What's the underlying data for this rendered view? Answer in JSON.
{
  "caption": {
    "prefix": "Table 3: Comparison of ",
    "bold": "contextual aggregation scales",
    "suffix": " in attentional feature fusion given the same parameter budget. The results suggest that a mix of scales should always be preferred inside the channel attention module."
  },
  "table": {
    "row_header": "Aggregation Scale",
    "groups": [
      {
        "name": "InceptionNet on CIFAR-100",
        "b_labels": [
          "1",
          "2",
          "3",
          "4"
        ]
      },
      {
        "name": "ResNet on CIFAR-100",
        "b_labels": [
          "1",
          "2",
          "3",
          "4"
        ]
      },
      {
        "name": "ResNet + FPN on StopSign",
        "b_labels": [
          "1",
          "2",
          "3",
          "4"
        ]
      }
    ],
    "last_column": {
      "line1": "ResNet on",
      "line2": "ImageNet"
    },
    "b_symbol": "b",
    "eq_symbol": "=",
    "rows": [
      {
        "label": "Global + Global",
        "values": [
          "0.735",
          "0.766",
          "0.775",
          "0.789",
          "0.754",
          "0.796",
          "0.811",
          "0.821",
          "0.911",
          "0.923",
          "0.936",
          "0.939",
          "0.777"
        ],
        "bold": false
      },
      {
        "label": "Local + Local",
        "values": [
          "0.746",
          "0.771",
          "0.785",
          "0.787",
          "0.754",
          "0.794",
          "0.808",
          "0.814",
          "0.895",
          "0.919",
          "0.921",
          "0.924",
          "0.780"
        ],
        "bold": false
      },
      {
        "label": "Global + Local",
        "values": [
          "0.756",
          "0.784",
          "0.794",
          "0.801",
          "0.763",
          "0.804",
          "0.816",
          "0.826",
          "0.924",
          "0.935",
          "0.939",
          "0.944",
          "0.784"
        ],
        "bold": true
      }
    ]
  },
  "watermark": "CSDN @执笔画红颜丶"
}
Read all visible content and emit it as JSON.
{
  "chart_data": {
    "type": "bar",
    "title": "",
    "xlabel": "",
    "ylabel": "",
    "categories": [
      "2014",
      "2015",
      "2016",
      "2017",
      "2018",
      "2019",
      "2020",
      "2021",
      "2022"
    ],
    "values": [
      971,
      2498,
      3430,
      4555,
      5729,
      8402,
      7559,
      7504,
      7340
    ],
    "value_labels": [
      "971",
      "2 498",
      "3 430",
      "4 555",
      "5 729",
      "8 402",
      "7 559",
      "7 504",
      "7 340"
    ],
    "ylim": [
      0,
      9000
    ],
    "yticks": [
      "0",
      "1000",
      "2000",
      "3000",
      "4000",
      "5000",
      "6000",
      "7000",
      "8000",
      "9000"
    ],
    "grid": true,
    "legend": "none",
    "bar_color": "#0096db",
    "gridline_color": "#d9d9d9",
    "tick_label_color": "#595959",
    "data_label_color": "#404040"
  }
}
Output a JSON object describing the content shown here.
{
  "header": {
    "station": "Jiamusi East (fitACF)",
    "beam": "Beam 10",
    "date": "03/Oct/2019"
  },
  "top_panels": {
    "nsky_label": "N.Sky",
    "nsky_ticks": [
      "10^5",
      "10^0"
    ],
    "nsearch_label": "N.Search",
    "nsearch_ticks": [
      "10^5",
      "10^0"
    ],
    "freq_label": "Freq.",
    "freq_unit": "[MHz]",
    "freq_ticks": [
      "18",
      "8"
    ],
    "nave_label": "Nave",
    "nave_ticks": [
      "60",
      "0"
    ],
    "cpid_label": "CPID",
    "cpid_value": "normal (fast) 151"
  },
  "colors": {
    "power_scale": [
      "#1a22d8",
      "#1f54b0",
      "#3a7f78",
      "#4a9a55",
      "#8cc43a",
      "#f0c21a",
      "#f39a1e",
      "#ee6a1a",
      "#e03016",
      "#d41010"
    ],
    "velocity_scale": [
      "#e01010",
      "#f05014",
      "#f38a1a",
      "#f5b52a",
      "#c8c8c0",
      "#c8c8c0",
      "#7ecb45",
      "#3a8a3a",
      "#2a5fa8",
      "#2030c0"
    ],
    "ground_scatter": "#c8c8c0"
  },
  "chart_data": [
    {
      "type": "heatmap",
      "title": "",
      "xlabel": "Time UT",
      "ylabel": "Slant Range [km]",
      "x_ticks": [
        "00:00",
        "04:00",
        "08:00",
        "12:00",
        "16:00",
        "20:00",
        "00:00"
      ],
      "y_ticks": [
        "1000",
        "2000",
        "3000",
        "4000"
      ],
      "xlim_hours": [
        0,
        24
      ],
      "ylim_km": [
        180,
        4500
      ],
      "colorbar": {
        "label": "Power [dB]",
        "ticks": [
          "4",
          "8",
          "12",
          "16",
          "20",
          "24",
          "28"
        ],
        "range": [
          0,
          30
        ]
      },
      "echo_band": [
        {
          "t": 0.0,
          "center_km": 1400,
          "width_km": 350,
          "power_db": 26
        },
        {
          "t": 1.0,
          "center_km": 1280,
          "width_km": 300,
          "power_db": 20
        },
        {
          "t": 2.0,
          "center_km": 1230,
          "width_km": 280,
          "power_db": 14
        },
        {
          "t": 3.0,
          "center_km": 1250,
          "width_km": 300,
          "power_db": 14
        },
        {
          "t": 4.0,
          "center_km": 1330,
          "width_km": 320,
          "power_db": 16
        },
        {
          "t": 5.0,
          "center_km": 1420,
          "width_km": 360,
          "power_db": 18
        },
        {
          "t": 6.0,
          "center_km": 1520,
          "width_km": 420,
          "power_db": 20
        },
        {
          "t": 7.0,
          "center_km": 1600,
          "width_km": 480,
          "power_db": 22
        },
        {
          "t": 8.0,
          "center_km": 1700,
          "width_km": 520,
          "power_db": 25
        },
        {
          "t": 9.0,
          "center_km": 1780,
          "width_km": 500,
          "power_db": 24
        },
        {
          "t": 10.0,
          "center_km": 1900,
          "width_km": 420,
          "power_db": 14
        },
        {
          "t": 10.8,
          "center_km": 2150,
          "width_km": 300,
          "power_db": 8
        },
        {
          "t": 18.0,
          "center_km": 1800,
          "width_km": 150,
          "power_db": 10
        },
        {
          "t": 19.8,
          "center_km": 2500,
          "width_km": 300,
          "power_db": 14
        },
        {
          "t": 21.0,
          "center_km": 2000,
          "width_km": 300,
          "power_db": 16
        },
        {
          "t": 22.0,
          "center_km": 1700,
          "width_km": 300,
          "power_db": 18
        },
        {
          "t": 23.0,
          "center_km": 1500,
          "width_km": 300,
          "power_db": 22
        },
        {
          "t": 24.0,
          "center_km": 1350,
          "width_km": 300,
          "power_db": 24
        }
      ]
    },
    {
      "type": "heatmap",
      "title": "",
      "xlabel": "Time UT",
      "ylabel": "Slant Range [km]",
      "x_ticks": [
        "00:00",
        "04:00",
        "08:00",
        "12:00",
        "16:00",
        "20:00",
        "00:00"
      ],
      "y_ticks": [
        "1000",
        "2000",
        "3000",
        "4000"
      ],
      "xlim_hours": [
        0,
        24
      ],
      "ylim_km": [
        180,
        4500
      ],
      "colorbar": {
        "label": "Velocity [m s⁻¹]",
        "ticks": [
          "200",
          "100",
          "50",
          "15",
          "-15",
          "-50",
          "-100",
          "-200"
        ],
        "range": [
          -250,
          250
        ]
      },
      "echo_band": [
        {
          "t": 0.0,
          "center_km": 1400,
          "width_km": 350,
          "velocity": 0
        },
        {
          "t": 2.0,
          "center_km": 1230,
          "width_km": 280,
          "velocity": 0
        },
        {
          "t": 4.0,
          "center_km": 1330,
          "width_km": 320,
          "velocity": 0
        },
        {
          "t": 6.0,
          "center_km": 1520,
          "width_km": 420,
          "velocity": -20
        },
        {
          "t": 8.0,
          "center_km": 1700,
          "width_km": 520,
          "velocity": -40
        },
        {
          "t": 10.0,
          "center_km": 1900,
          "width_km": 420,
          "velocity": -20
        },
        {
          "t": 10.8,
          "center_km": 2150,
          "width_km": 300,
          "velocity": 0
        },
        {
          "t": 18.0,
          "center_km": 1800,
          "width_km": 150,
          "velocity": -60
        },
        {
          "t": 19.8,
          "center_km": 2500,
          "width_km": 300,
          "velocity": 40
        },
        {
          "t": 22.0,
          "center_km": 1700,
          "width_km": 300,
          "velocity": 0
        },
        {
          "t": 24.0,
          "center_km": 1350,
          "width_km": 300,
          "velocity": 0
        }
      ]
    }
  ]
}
★ ★ ★ ★ ★
In the entries above, count each line with "scales"; reply with the total only.

2